▶ [THE TASK] Extract the whole listing as it stands. Do not include the pictures.

═══ EXTRACTED DATA

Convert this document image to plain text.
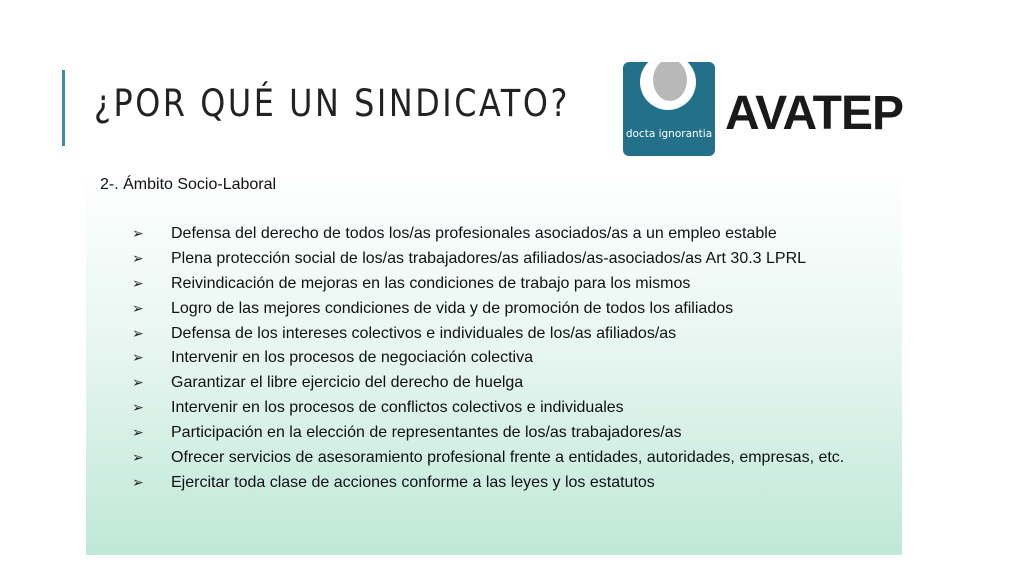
¿POR QUÉ UN SINDICATO?
docta ignorantia AVATEP
2-. Ámbito Socio-Laboral
➢ Defensa del derecho de todos los/as profesionales asociados/as a un empleo estable
➢ Plena protección social de los/as trabajadores/as afiliados/as-asociados/as Art 30.3 LPRL
➢ Reivindicación de mejoras en las condiciones de trabajo para los mismos
➢ Logro de las mejores condiciones de vida y de promoción de todos los afiliados
➢ Defensa de los intereses colectivos e individuales de los/as afiliados/as
➢ Intervenir en los procesos de negociación colectiva
➢ Garantizar el libre ejercicio del derecho de huelga
➢ Intervenir en los procesos de conflictos colectivos e individuales
➢ Participación en la elección de representantes de los/as trabajadores/as
➢ Ofrecer servicios de asesoramiento profesional frente a entidades, autoridades, empresas, etc.
➢ Ejercitar toda clase de acciones conforme a las leyes y los estatutos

══════

▶ [RESPONSE TO THIS TASK]
Convert this document image to plain text.
¿POR QUÉ UN SINDICATO?
docta ignorantia AVATEP
2-. Ámbito Socio-Laboral
➢ Defensa del derecho de todos los/as profesionales asociados/as a un empleo estable
➢ Plena protección social de los/as trabajadores/as afiliados/as-asociados/as Art 30.3 LPRL
➢ Reivindicación de mejoras en las condiciones de trabajo para los mismos
➢ Logro de las mejores condiciones de vida y de promoción de todos los afiliados
➢ Defensa de los intereses colectivos e individuales de los/as afiliados/as
➢ Intervenir en los procesos de negociación colectiva
➢ Garantizar el libre ejercicio del derecho de huelga
➢ Intervenir en los procesos de conflictos colectivos e individuales
➢ Participación en la elección de representantes de los/as trabajadores/as
➢ Ofrecer servicios de asesoramiento profesional frente a entidades, autoridades, empresas, etc.
➢ Ejercitar toda clase de acciones conforme a las leyes y los estatutos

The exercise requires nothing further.